→ **Written instruction**
Find every line of the listing below where "Trưởng" appears, and copy it.
(begin)
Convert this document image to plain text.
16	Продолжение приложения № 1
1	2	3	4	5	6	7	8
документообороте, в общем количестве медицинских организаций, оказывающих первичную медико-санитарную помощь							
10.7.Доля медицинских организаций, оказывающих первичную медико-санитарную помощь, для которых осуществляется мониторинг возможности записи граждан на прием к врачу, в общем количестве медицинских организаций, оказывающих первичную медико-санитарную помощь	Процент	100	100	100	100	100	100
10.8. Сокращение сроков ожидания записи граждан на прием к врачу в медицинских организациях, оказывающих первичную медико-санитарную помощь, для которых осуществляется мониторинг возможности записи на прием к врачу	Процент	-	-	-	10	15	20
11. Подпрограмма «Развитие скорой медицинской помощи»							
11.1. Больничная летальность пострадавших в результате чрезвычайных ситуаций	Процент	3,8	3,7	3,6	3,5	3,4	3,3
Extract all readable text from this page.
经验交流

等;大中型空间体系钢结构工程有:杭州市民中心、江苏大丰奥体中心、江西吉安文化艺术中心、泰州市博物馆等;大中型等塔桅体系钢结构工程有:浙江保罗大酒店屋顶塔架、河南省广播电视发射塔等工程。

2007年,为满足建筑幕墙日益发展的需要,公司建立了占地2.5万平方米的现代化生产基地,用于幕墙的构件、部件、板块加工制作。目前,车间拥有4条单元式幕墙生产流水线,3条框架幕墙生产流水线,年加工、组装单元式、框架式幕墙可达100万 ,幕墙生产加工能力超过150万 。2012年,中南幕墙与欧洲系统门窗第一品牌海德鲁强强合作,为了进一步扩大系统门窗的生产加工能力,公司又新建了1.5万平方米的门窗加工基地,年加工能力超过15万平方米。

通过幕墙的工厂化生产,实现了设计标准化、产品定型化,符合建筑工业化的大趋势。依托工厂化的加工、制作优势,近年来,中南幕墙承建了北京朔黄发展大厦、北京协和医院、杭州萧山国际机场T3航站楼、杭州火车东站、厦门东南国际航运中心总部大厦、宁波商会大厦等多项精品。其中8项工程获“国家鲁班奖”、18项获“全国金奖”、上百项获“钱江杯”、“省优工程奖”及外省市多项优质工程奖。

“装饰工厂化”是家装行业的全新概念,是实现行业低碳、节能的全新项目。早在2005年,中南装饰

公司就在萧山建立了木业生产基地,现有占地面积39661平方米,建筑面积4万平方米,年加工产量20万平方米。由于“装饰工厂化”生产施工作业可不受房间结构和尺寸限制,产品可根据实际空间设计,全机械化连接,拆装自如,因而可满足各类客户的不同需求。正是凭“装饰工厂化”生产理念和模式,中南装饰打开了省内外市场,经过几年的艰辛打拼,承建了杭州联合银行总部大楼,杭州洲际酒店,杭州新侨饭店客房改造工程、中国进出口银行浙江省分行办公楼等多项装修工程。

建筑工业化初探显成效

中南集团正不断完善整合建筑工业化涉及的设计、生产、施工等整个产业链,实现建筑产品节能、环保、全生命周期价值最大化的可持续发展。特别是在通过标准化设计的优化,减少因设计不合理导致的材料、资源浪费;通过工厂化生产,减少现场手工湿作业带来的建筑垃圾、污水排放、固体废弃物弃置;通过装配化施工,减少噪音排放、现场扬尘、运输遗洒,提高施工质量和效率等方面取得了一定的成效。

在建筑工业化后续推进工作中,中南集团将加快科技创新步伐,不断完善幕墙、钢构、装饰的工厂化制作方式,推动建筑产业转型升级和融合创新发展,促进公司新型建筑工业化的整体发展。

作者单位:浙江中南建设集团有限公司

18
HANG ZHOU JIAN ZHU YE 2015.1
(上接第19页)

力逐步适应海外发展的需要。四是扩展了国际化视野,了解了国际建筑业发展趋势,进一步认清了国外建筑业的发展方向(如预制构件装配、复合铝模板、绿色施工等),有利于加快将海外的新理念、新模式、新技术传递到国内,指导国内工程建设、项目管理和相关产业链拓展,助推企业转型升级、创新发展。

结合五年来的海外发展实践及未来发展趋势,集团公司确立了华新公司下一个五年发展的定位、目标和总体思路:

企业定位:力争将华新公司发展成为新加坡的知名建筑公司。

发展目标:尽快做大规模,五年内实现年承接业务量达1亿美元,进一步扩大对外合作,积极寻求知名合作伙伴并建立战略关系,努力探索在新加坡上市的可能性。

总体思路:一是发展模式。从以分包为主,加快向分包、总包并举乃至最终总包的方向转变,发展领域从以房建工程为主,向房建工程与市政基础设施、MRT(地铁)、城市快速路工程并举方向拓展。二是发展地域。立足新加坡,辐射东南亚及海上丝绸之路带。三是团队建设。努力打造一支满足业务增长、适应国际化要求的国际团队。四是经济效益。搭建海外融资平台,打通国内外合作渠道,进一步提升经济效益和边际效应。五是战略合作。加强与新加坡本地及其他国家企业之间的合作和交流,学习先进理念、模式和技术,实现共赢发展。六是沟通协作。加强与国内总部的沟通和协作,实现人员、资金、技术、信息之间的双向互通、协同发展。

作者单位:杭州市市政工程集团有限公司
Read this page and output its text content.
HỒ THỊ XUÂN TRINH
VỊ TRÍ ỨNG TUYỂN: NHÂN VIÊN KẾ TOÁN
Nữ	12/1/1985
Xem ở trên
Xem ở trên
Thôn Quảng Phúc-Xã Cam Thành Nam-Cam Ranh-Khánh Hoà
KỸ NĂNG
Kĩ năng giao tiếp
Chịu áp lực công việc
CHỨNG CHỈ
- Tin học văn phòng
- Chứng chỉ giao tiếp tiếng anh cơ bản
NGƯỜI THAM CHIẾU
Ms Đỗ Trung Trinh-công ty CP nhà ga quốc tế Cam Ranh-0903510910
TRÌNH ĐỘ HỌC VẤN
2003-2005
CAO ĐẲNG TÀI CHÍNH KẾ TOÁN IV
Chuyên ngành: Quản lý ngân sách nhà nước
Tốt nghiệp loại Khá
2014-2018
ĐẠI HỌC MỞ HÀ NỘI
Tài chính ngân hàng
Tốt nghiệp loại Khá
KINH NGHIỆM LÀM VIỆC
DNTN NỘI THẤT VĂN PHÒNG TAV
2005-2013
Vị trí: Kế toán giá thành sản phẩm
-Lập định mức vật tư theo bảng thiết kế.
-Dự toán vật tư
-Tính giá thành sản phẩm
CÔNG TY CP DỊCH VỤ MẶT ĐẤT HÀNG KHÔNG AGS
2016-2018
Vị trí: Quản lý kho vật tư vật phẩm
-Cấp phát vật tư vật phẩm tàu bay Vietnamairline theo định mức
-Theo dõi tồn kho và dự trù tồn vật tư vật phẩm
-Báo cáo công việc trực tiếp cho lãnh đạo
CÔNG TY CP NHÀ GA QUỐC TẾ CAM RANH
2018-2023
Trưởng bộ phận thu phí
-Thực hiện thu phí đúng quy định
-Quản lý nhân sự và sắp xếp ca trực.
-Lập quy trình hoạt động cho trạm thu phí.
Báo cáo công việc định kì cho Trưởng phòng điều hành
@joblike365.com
(end)
→ **Solution for this task**
Trưởng bộ phận thu phí
Báo cáo công việc định kì cho Trưởng phòng điều hành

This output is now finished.